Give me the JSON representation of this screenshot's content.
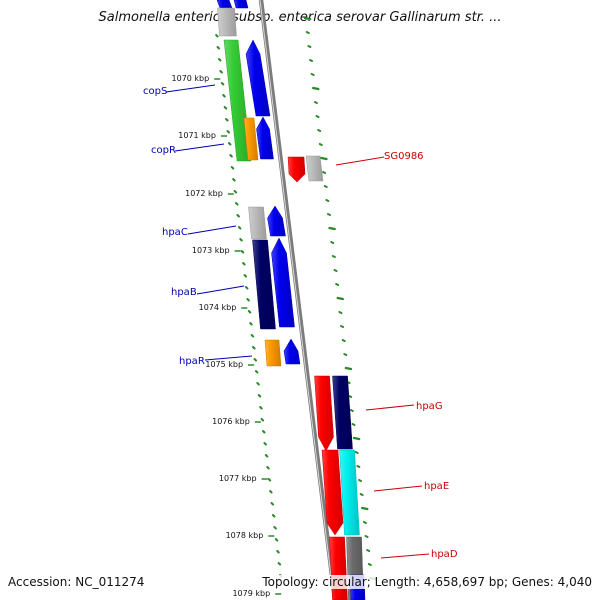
{
  "title": "Salmonella enterica subsp. enterica serovar Gallinarum str. ...",
  "footer": {
    "accession": "Accession: NC_011274",
    "summary": "Topology: circular; Length: 4,658,697 bp; Genes: 4,040"
  },
  "colors": {
    "green": "#33cc33",
    "blue": "#0000ee",
    "orange": "#ff9900",
    "gray": "#bdbdbd",
    "navy": "#000066",
    "red": "#ff0000",
    "cyan": "#00eeee",
    "darkgray": "#6b6b6b",
    "label_blue": "#0000b5",
    "label_red": "#cc0000",
    "ruler_green": "#2a8a2a"
  },
  "map": {
    "tick_labels": [
      "1070 kbp",
      "1071 kbp",
      "1072 kbp",
      "1073 kbp",
      "1074 kbp",
      "1075 kbp",
      "1076 kbp",
      "1077 kbp",
      "1078 kbp",
      "1079 kbp"
    ],
    "gene_labels": [
      "copS",
      "copR",
      "SG0986",
      "hpaC",
      "hpaB",
      "hpaR",
      "hpaG",
      "hpaE",
      "hpaD"
    ]
  }
}
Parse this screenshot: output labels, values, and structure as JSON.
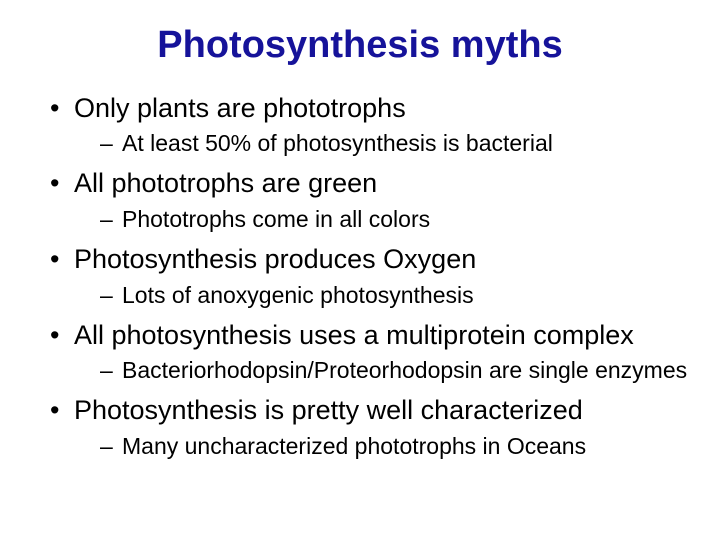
{
  "slide": {
    "title": "Photosynthesis myths",
    "title_color": "#16139a",
    "title_fontsize": 38,
    "bullet_color": "#000000",
    "level1_fontsize": 27,
    "level2_fontsize": 23,
    "items": [
      {
        "text": "Only plants are phototrophs",
        "sub": [
          "At least 50% of photosynthesis is bacterial"
        ]
      },
      {
        "text": "All phototrophs are green",
        "sub": [
          "Phototrophs come in all colors"
        ]
      },
      {
        "text": "Photosynthesis produces Oxygen",
        "sub": [
          "Lots of anoxygenic photosynthesis"
        ]
      },
      {
        "text": "All photosynthesis uses a multiprotein complex",
        "sub": [
          "Bacteriorhodopsin/Proteorhodopsin are single enzymes"
        ]
      },
      {
        "text": "Photosynthesis is pretty well characterized",
        "sub": [
          "Many uncharacterized phototrophs in Oceans"
        ]
      }
    ]
  }
}
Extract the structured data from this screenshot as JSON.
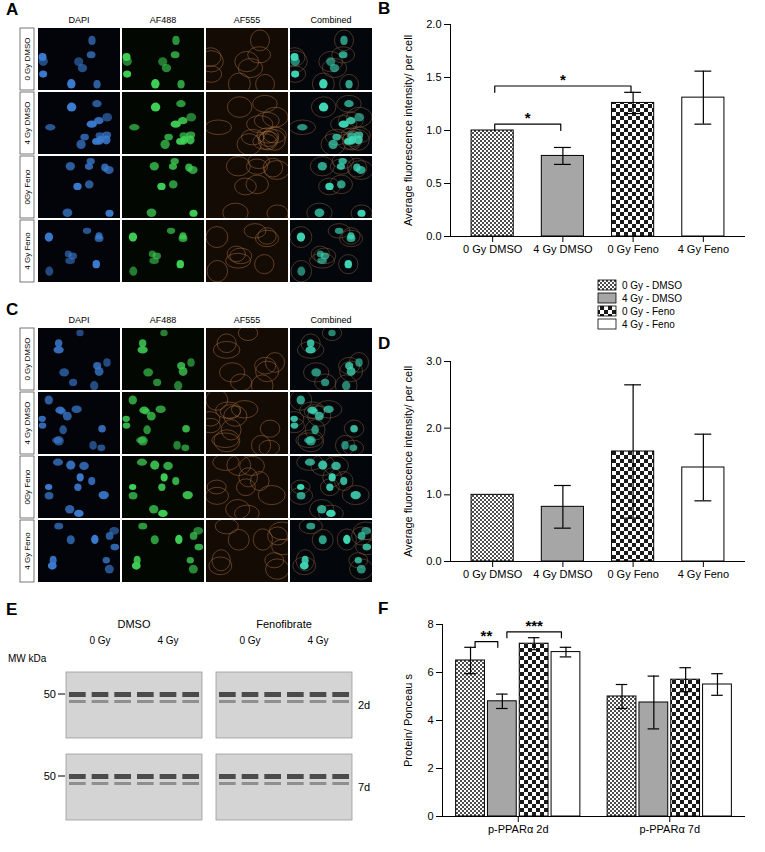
{
  "micrographs": [
    {
      "panel": "A",
      "columns": [
        "DAPI",
        "AF488",
        "AF555",
        "Combined"
      ],
      "rows": [
        "0 Gy DMSO",
        "4 Gy DMSO",
        "0Gy Feno",
        "4 Gy Feno"
      ]
    },
    {
      "panel": "C",
      "columns": [
        "DAPI",
        "AF488",
        "AF555",
        "Combined"
      ],
      "rows": [
        "0 Gy DMSO",
        "4 Gy DMSO",
        "0Gy Feno",
        "4 Gy Feno"
      ]
    }
  ],
  "blot": {
    "panel": "E",
    "mw_label": "MW kDa",
    "groups": [
      "DMSO",
      "Fenofibrate"
    ],
    "doses": [
      "0 Gy",
      "4 Gy"
    ],
    "rows": [
      {
        "mw": 50,
        "label": "2d"
      },
      {
        "mw": 50,
        "label": "7d"
      }
    ]
  },
  "chart_data": [
    {
      "panel": "B",
      "type": "bar",
      "y_label": "Average fluorescence intensity/ per cell",
      "categories": [
        "0 Gy DMSO",
        "4 Gy DMSO",
        "0 Gy Feno",
        "4 Gy Feno"
      ],
      "values": [
        1.0,
        0.76,
        1.26,
        1.31
      ],
      "errors": [
        0,
        0.08,
        0.1,
        0.25
      ],
      "colors": [
        "#4d4d4d",
        "#a6a6a6",
        "#1a1a1a",
        "#ffffff"
      ],
      "ylim": [
        0,
        2
      ],
      "yticks": [
        {
          "value": 0,
          "label": "0.0"
        },
        {
          "value": 0.5,
          "label": "0.5"
        },
        {
          "value": 1,
          "label": "1.0"
        },
        {
          "value": 1.5,
          "label": "1.5"
        },
        {
          "value": 2,
          "label": "2.0"
        }
      ],
      "grid": false,
      "significance": [
        {
          "from": "0 Gy DMSO",
          "to": "4 Gy DMSO",
          "label": "*"
        },
        {
          "from": "0 Gy DMSO",
          "to": "0 Gy Feno",
          "label": "*"
        }
      ]
    },
    {
      "panel": "D",
      "type": "bar",
      "y_label": "Average fluorescence intensity/ per cell",
      "categories": [
        "0 Gy DMSO",
        "4 Gy DMSO",
        "0 Gy Feno",
        "4 Gy Feno"
      ],
      "values": [
        1.0,
        0.82,
        1.65,
        1.41
      ],
      "errors": [
        0,
        0.32,
        1.0,
        0.5
      ],
      "colors": [
        "#4d4d4d",
        "#a6a6a6",
        "#1a1a1a",
        "#ffffff"
      ],
      "ylim": [
        0,
        3
      ],
      "yticks": [
        {
          "value": 0,
          "label": "0.0"
        },
        {
          "value": 1,
          "label": "1.0"
        },
        {
          "value": 2,
          "label": "2.0"
        },
        {
          "value": 3,
          "label": "3.0"
        }
      ],
      "grid": false
    },
    {
      "panel": "F",
      "type": "bar",
      "y_label": "Protein/ Ponceau s",
      "categories": [
        "p-PPARα 2d",
        "p-PPARα 7d"
      ],
      "series": [
        {
          "name": "0 Gy - DMSO",
          "color": "#4d4d4d",
          "values": [
            6.5,
            5.0
          ],
          "errors": [
            0.55,
            0.5
          ]
        },
        {
          "name": "4 Gy - DMSO",
          "color": "#a6a6a6",
          "values": [
            4.8,
            4.75
          ],
          "errors": [
            0.3,
            1.1
          ]
        },
        {
          "name": "0 Gy - Feno",
          "color": "#1a1a1a",
          "values": [
            7.2,
            5.7
          ],
          "errors": [
            0.25,
            0.5
          ]
        },
        {
          "name": "4 Gy - Feno",
          "color": "#ffffff",
          "values": [
            6.85,
            5.5
          ],
          "errors": [
            0.2,
            0.45
          ]
        }
      ],
      "ylim": [
        0,
        8
      ],
      "yticks": [
        0,
        2,
        4,
        6,
        8
      ],
      "grid": false,
      "legend": "outside",
      "significance": [
        {
          "category": "p-PPARα 2d",
          "from": "0 Gy - DMSO",
          "to": "4 Gy - DMSO",
          "label": "**"
        },
        {
          "category": "p-PPARα 2d",
          "from": "4 Gy - DMSO",
          "to": "4 Gy - Feno",
          "label": "***"
        }
      ]
    }
  ]
}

[WHAT THIS TASK INVOLVES] Everything in the records above must be repeated exactly, except the pictures.

[ANSWER SECTION]
Give me the JSON representation of this screenshot's content.
{
  "title": "Salmonella enterica subsp. enterica serovar Gallinarum str. ...",
  "footer": {
    "accession": "Accession: NC_011274",
    "summary": "Topology: circular; Length: 4,658,697 bp; Genes: 4,040"
  },
  "colors": {
    "green": "#33cc33",
    "blue": "#0000ee",
    "orange": "#ff9900",
    "gray": "#bdbdbd",
    "navy": "#000066",
    "red": "#ff0000",
    "cyan": "#00eeee",
    "darkgray": "#6b6b6b",
    "label_blue": "#0000b5",
    "label_red": "#cc0000",
    "ruler_green": "#2a8a2a"
  },
  "map": {
    "tick_labels": [
      "1070 kbp",
      "1071 kbp",
      "1072 kbp",
      "1073 kbp",
      "1074 kbp",
      "1075 kbp",
      "1076 kbp",
      "1077 kbp",
      "1078 kbp",
      "1079 kbp"
    ],
    "gene_labels": [
      "copS",
      "copR",
      "SG0986",
      "hpaC",
      "hpaB",
      "hpaR",
      "hpaG",
      "hpaE",
      "hpaD"
    ]
  }
}
Parse this screenshot: output labels, values, and structure as JSON.
{
  "slide": {
    "title": "Photosynthesis myths",
    "title_color": "#16139a",
    "title_fontsize": 38,
    "bullet_color": "#000000",
    "level1_fontsize": 27,
    "level2_fontsize": 23,
    "items": [
      {
        "text": "Only plants are phototrophs",
        "sub": [
          "At least 50% of photosynthesis is bacterial"
        ]
      },
      {
        "text": "All phototrophs are green",
        "sub": [
          "Phototrophs come in all colors"
        ]
      },
      {
        "text": "Photosynthesis produces Oxygen",
        "sub": [
          "Lots of anoxygenic photosynthesis"
        ]
      },
      {
        "text": "All photosynthesis uses a multiprotein complex",
        "sub": [
          "Bacteriorhodopsin/Proteorhodopsin are single enzymes"
        ]
      },
      {
        "text": "Photosynthesis is pretty well characterized",
        "sub": [
          "Many uncharacterized phototrophs in Oceans"
        ]
      }
    ]
  }
}
Extract the structured data from this screenshot as JSON.
{
  "micrographs": [
    {
      "panel": "A",
      "columns": [
        "DAPI",
        "AF488",
        "AF555",
        "Combined"
      ],
      "rows": [
        "0 Gy DMSO",
        "4 Gy DMSO",
        "0Gy Feno",
        "4 Gy Feno"
      ]
    },
    {
      "panel": "C",
      "columns": [
        "DAPI",
        "AF488",
        "AF555",
        "Combined"
      ],
      "rows": [
        "0 Gy DMSO",
        "4 Gy DMSO",
        "0Gy Feno",
        "4 Gy Feno"
      ]
    }
  ],
  "blot": {
    "panel": "E",
    "mw_label": "MW kDa",
    "groups": [
      "DMSO",
      "Fenofibrate"
    ],
    "doses": [
      "0 Gy",
      "4 Gy"
    ],
    "rows": [
      {
        "mw": 50,
        "label": "2d"
      },
      {
        "mw": 50,
        "label": "7d"
      }
    ]
  },
  "chart_data": [
    {
      "panel": "B",
      "type": "bar",
      "y_label": "Average fluorescence intensity/ per cell",
      "categories": [
        "0 Gy DMSO",
        "4 Gy DMSO",
        "0 Gy Feno",
        "4 Gy Feno"
      ],
      "values": [
        1.0,
        0.76,
        1.26,
        1.31
      ],
      "errors": [
        0,
        0.08,
        0.1,
        0.25
      ],
      "colors": [
        "#4d4d4d",
        "#a6a6a6",
        "#1a1a1a",
        "#ffffff"
      ],
      "ylim": [
        0,
        2
      ],
      "yticks": [
        {
          "value": 0,
          "label": "0.0"
        },
        {
          "value": 0.5,
          "label": "0.5"
        },
        {
          "value": 1,
          "label": "1.0"
        },
        {
          "value": 1.5,
          "label": "1.5"
        },
        {
          "value": 2,
          "label": "2.0"
        }
      ],
      "grid": false,
      "significance": [
        {
          "from": "0 Gy DMSO",
          "to": "4 Gy DMSO",
          "label": "*"
        },
        {
          "from": "0 Gy DMSO",
          "to": "0 Gy Feno",
          "label": "*"
        }
      ]
    },
    {
      "panel": "D",
      "type": "bar",
      "y_label": "Average fluorescence intensity/ per cell",
      "categories": [
        "0 Gy DMSO",
        "4 Gy DMSO",
        "0 Gy Feno",
        "4 Gy Feno"
      ],
      "values": [
        1.0,
        0.82,
        1.65,
        1.41
      ],
      "errors": [
        0,
        0.32,
        1.0,
        0.5
      ],
      "colors": [
        "#4d4d4d",
        "#a6a6a6",
        "#1a1a1a",
        "#ffffff"
      ],
      "ylim": [
        0,
        3
      ],
      "yticks": [
        {
          "value": 0,
          "label": "0.0"
        },
        {
          "value": 1,
          "label": "1.0"
        },
        {
          "value": 2,
          "label": "2.0"
        },
        {
          "value": 3,
          "label": "3.0"
        }
      ],
      "grid": false
    },
    {
      "panel": "F",
      "type": "bar",
      "y_label": "Protein/ Ponceau s",
      "categories": [
        "p-PPARα 2d",
        "p-PPARα 7d"
      ],
      "series": [
        {
          "name": "0 Gy - DMSO",
          "color": "#4d4d4d",
          "values": [
            6.5,
            5.0
          ],
          "errors": [
            0.55,
            0.5
          ]
        },
        {
          "name": "4 Gy - DMSO",
          "color": "#a6a6a6",
          "values": [
            4.8,
            4.75
          ],
          "errors": [
            0.3,
            1.1
          ]
        },
        {
          "name": "0 Gy - Feno",
          "color": "#1a1a1a",
          "values": [
            7.2,
            5.7
          ],
          "errors": [
            0.25,
            0.5
          ]
        },
        {
          "name": "4 Gy - Feno",
          "color": "#ffffff",
          "values": [
            6.85,
            5.5
          ],
          "errors": [
            0.2,
            0.45
          ]
        }
      ],
      "ylim": [
        0,
        8
      ],
      "yticks": [
        0,
        2,
        4,
        6,
        8
      ],
      "grid": false,
      "legend": "outside",
      "significance": [
        {
          "category": "p-PPARα 2d",
          "from": "0 Gy - DMSO",
          "to": "4 Gy - DMSO",
          "label": "**"
        },
        {
          "category": "p-PPARα 2d",
          "from": "4 Gy - DMSO",
          "to": "4 Gy - Feno",
          "label": "***"
        }
      ]
    }
  ]
}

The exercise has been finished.